> **Extrait du document**
+ + + +
Caucase : premières indépendances

Période clef de l'histoire de cette région, période d'espoir et de chaos, les années 1917-1921 nous montrent un Caucase bouleversé. L'ordre ancien sombre : Tsar, Sultan et Shah sont remplacés par des hommes neufs, les Bolchéviks en Russie, le nationaliste Mustafa Kemal en Turquie et le militaire anglophile Reza Khan en Iran. Les peuples du Caucase rêvent alors d'indépendance. Ils rencontrent trois obstacles sur le chemin de l'émancipation : leur propre division, l'appétit de leurs voisins et l'aboulie de la communauté internationale.


Terre de mer et de montagnes, terre de cocagne aussi, le Caucase a vu se dresser tout au long de ses frontières naturelles fortins, bastions, tours de guet et chemins de garde. Ces chapelets de défense sont encore visibles aujourd'hui : Persans, Turcs et Russes ont en effet depuis l'époque médiévale entrepris des opérations militaires multiples dans un territoire qu'ils ont considéré les uns et les autres comme une extension naturelle de leurs pays. Ils y trouvaient les richesses des mers et des terres et pratiquaient le négoce du bois, du tabac, du thé, du caviar, des minerais de cuivre, du soufre, de la houille et bien sûr du pétrole dès la fin du 19e siècle.
+ + + +
> **Données brutes**
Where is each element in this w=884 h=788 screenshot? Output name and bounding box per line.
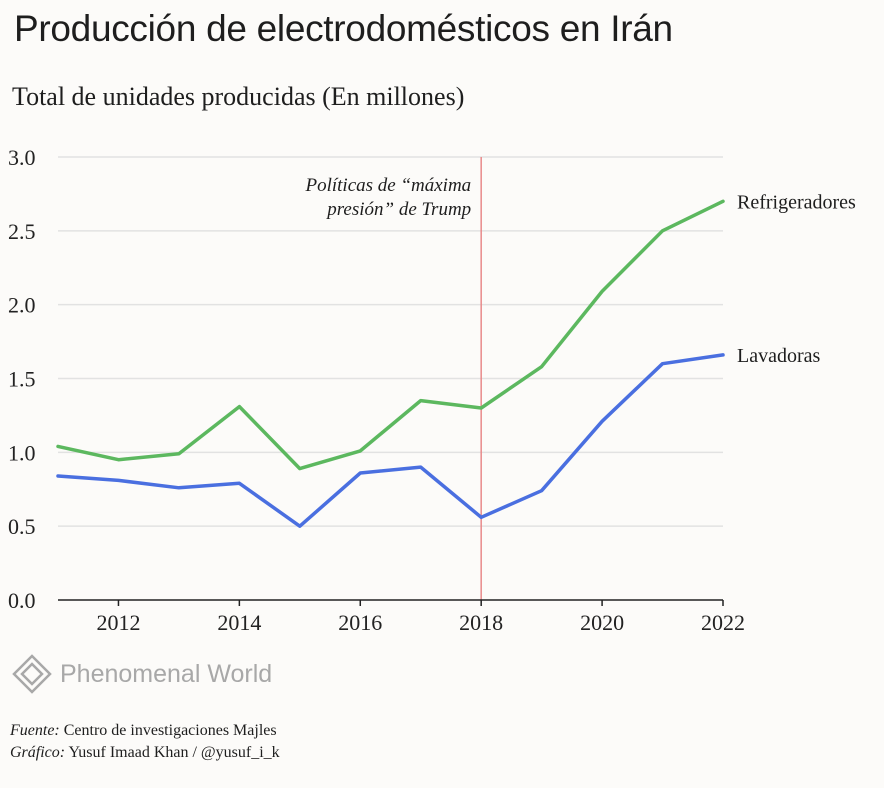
+ + + +
> **Objectif 1**
D'après l'extrait sur le Caucase, quels trois obstacles les peuples du Caucase rencontrent-ils sur le chemin de l'émancipation ?
> **Objectif 2**
Reprenez l'extrait sur le Caucase juste après sa dernière phrase, s'il vous plaît.
Le listing provient d'une autre source que l'extrait sur le Caucase.

> **Réponse 1**
Leur propre division, l'appétit de leurs voisins et l'aboulie de la communauté internationale.

> **Réponse 2**
L'histoire du Caucase s'écrit donc au gré des batailles et des traités qui opposent tantôt les Russes aux Turcs, tantôt les Russes aux Persans : à partir du 18e siècle, chaque accord assied un peu plus la domination russe sur le Caucase. En 1826, le traité de Turkmantchaï fixe la frontière russo-perse sur le fleuve Araxe : la Perse avait peu à peu perdu ses provinces caucasiennes, Mingrelia, Karabagh, Shirvan, Darbant, Bakou, Erivan et Nakhitchevan. En 1877-1878 la Turquie cède à son tour les provinces de Kars, Ardahan, Artvin et Batoum au Tsar.

La Russie, conquérant opiniâtre, s'est donc imposée après des années de luttes comme la puissance caucasienne incontestée. Elle place à la tête de son Eldorado dompté un vice-roi qui y organise la venue de militaires, diplomates, industriels, commerçants et poètes : cette terre longtemps désirée pouvait-elle être abandonnée? Les années 1917-1921 montrent qu'en dépit de circonstances favorables -l'affaiblissement de la puissance russe- les Caucasiens ne purent rompre les liens qui les unissaient à Saint-Pétersbourg.

Une indépendance née du chaos

La Première Guerre mondiale, par le jeu des alliances, atteignit le Caucase : le front russe s'étendait en effet de Trébizonde jusqu'au sud de l'Azerbaïdjan iranien en passant par le lac Van et le Kurdistan. Jusqu'en 1917 les armées du tsar étaient en position avantageuse : elles grignotaient petit à petit les franges caucasiennes de l'Anatolie. A partir de mars mais encore plus après octobre 1917, la désorganisation de l'armée russe, puis sa retraite changent les données de la guerre orientale. Le Caucase, plongé dans un désordre économique et politique sans précédent, devient le théâtre de luttes multiples, militaires.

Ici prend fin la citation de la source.